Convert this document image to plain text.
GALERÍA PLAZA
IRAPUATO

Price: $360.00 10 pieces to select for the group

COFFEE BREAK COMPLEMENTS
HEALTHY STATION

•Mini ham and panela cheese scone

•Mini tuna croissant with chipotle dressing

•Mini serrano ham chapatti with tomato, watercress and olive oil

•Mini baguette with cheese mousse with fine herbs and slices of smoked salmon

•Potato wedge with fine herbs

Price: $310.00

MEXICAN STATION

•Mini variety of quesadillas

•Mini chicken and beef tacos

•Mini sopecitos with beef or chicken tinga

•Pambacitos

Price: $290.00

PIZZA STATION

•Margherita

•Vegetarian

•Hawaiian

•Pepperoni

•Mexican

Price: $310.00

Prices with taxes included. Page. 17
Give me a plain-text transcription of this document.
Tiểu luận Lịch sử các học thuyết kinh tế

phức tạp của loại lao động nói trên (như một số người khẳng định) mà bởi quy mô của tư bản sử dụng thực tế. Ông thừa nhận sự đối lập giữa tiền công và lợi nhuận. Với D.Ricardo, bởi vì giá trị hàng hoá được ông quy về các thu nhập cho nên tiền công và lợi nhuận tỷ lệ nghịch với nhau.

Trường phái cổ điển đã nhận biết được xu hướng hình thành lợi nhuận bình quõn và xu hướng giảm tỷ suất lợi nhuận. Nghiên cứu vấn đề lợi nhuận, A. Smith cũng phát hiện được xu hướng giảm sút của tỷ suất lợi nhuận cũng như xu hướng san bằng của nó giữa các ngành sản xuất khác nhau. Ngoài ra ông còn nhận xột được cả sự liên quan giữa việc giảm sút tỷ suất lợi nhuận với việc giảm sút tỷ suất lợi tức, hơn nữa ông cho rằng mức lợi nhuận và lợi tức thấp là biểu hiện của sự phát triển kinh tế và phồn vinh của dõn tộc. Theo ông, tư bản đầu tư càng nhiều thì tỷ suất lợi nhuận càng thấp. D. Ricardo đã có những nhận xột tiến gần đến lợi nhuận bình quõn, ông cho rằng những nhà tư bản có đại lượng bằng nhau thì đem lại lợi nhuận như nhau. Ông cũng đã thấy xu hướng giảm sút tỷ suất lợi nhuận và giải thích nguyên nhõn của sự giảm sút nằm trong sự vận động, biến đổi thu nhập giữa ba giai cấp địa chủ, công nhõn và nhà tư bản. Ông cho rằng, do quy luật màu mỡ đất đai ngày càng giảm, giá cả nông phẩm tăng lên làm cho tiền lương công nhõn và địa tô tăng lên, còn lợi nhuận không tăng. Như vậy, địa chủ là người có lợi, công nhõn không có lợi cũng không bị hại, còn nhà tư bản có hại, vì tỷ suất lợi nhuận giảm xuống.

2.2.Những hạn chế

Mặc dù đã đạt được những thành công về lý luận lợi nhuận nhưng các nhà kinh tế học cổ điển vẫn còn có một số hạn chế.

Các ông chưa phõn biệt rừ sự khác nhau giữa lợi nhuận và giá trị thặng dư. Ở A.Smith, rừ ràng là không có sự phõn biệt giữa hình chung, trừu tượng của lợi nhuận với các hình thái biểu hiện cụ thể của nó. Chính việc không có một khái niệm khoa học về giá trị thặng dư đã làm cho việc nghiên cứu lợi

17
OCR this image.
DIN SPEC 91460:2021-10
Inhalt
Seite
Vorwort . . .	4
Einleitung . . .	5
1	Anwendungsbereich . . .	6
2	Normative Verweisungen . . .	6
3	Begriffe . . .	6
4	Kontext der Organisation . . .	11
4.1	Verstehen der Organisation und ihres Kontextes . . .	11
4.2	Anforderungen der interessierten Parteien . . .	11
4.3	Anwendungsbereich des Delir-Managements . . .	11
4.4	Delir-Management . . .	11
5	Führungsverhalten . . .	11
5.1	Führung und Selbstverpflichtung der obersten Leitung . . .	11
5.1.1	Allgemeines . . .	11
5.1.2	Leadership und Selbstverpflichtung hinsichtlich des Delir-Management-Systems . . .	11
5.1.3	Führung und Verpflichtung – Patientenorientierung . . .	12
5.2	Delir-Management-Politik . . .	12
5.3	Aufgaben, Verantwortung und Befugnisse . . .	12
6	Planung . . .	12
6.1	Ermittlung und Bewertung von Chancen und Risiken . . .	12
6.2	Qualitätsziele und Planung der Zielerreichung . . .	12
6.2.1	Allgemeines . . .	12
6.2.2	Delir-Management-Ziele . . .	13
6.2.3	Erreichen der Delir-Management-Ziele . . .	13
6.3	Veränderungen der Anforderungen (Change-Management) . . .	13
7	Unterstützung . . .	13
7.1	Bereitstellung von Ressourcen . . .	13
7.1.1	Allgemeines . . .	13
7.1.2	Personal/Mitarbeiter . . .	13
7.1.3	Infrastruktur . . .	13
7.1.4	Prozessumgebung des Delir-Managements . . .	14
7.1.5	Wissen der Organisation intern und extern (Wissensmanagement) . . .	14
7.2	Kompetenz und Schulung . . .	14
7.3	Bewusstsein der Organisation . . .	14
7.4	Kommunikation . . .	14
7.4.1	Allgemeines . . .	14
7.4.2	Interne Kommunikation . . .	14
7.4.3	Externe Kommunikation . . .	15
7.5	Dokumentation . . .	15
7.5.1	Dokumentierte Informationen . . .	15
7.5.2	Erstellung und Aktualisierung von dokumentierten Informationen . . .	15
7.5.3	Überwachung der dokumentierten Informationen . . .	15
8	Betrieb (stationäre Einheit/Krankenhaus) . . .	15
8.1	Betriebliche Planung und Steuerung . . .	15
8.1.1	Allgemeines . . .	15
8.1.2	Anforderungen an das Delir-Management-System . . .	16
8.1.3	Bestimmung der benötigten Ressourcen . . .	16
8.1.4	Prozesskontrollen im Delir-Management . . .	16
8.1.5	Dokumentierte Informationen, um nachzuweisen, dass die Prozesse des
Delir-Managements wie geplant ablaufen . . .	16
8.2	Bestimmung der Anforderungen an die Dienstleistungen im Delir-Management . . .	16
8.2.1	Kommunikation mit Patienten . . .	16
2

....

- _GOAL_
Select all lines in the listing above where the word "this" appears, and show them.

- _RESULT_
Convert this document image to plain text.
Give me a plain-text transcription of this document.
OCR this image.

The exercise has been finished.